Reproduce the records exactly.

* start *

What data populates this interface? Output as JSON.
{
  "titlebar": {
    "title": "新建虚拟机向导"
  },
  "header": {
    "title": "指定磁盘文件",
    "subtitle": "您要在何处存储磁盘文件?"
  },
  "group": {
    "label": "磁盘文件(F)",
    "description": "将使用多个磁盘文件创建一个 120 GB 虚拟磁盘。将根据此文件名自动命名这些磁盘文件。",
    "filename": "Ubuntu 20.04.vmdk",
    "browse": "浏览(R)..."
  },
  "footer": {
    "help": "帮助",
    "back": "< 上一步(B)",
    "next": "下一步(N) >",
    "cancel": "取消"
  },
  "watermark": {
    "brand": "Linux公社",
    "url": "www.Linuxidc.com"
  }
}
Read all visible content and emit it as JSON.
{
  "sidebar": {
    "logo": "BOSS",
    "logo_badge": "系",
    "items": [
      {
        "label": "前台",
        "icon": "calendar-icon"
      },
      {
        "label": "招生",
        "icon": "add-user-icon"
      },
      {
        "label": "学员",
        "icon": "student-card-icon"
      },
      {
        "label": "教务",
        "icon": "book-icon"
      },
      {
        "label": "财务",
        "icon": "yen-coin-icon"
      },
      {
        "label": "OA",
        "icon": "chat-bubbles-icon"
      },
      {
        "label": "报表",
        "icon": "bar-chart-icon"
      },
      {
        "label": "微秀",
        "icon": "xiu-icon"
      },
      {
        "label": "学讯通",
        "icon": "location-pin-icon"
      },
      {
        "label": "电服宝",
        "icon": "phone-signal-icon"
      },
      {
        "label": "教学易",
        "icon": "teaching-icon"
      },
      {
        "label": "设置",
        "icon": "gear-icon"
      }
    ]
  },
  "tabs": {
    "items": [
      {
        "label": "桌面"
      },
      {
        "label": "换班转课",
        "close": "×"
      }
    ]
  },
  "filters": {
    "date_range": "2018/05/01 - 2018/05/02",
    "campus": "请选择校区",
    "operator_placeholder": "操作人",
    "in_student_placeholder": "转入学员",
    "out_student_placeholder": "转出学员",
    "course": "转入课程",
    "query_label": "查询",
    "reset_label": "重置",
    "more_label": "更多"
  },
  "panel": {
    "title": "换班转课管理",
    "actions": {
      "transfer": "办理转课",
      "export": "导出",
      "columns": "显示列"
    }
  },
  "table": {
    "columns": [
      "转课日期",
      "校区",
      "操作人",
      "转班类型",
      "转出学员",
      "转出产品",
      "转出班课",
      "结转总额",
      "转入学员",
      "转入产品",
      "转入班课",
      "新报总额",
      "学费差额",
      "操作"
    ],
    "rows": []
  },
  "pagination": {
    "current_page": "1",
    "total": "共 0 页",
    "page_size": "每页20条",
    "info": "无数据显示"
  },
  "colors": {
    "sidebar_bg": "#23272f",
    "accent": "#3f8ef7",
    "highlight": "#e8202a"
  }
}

* end *

**THE SOLUTION**
What data populates this interface? Output as JSON.
{
  "titlebar": {
    "title": "新建虚拟机向导"
  },
  "header": {
    "title": "指定磁盘文件",
    "subtitle": "您要在何处存储磁盘文件?"
  },
  "group": {
    "label": "磁盘文件(F)",
    "description": "将使用多个磁盘文件创建一个 120 GB 虚拟磁盘。将根据此文件名自动命名这些磁盘文件。",
    "filename": "Ubuntu 20.04.vmdk",
    "browse": "浏览(R)..."
  },
  "footer": {
    "help": "帮助",
    "back": "< 上一步(B)",
    "next": "下一步(N) >",
    "cancel": "取消"
  },
  "watermark": {
    "brand": "Linux公社",
    "url": "www.Linuxidc.com"
  }
}
Read all visible content and emit it as JSON.
{
  "sidebar": {
    "logo": "BOSS",
    "logo_badge": "系",
    "items": [
      {
        "label": "前台",
        "icon": "calendar-icon"
      },
      {
        "label": "招生",
        "icon": "add-user-icon"
      },
      {
        "label": "学员",
        "icon": "student-card-icon"
      },
      {
        "label": "教务",
        "icon": "book-icon"
      },
      {
        "label": "财务",
        "icon": "yen-coin-icon"
      },
      {
        "label": "OA",
        "icon": "chat-bubbles-icon"
      },
      {
        "label": "报表",
        "icon": "bar-chart-icon"
      },
      {
        "label": "微秀",
        "icon": "xiu-icon"
      },
      {
        "label": "学讯通",
        "icon": "location-pin-icon"
      },
      {
        "label": "电服宝",
        "icon": "phone-signal-icon"
      },
      {
        "label": "教学易",
        "icon": "teaching-icon"
      },
      {
        "label": "设置",
        "icon": "gear-icon"
      }
    ]
  },
  "tabs": {
    "items": [
      {
        "label": "桌面"
      },
      {
        "label": "换班转课",
        "close": "×"
      }
    ]
  },
  "filters": {
    "date_range": "2018/05/01 - 2018/05/02",
    "campus": "请选择校区",
    "operator_placeholder": "操作人",
    "in_student_placeholder": "转入学员",
    "out_student_placeholder": "转出学员",
    "course": "转入课程",
    "query_label": "查询",
    "reset_label": "重置",
    "more_label": "更多"
  },
  "panel": {
    "title": "换班转课管理",
    "actions": {
      "transfer": "办理转课",
      "export": "导出",
      "columns": "显示列"
    }
  },
  "table": {
    "columns": [
      "转课日期",
      "校区",
      "操作人",
      "转班类型",
      "转出学员",
      "转出产品",
      "转出班课",
      "结转总额",
      "转入学员",
      "转入产品",
      "转入班课",
      "新报总额",
      "学费差额",
      "操作"
    ],
    "rows": []
  },
  "pagination": {
    "current_page": "1",
    "total": "共 0 页",
    "page_size": "每页20条",
    "info": "无数据显示"
  },
  "colors": {
    "sidebar_bg": "#23272f",
    "accent": "#3f8ef7",
    "highlight": "#e8202a"
  }
}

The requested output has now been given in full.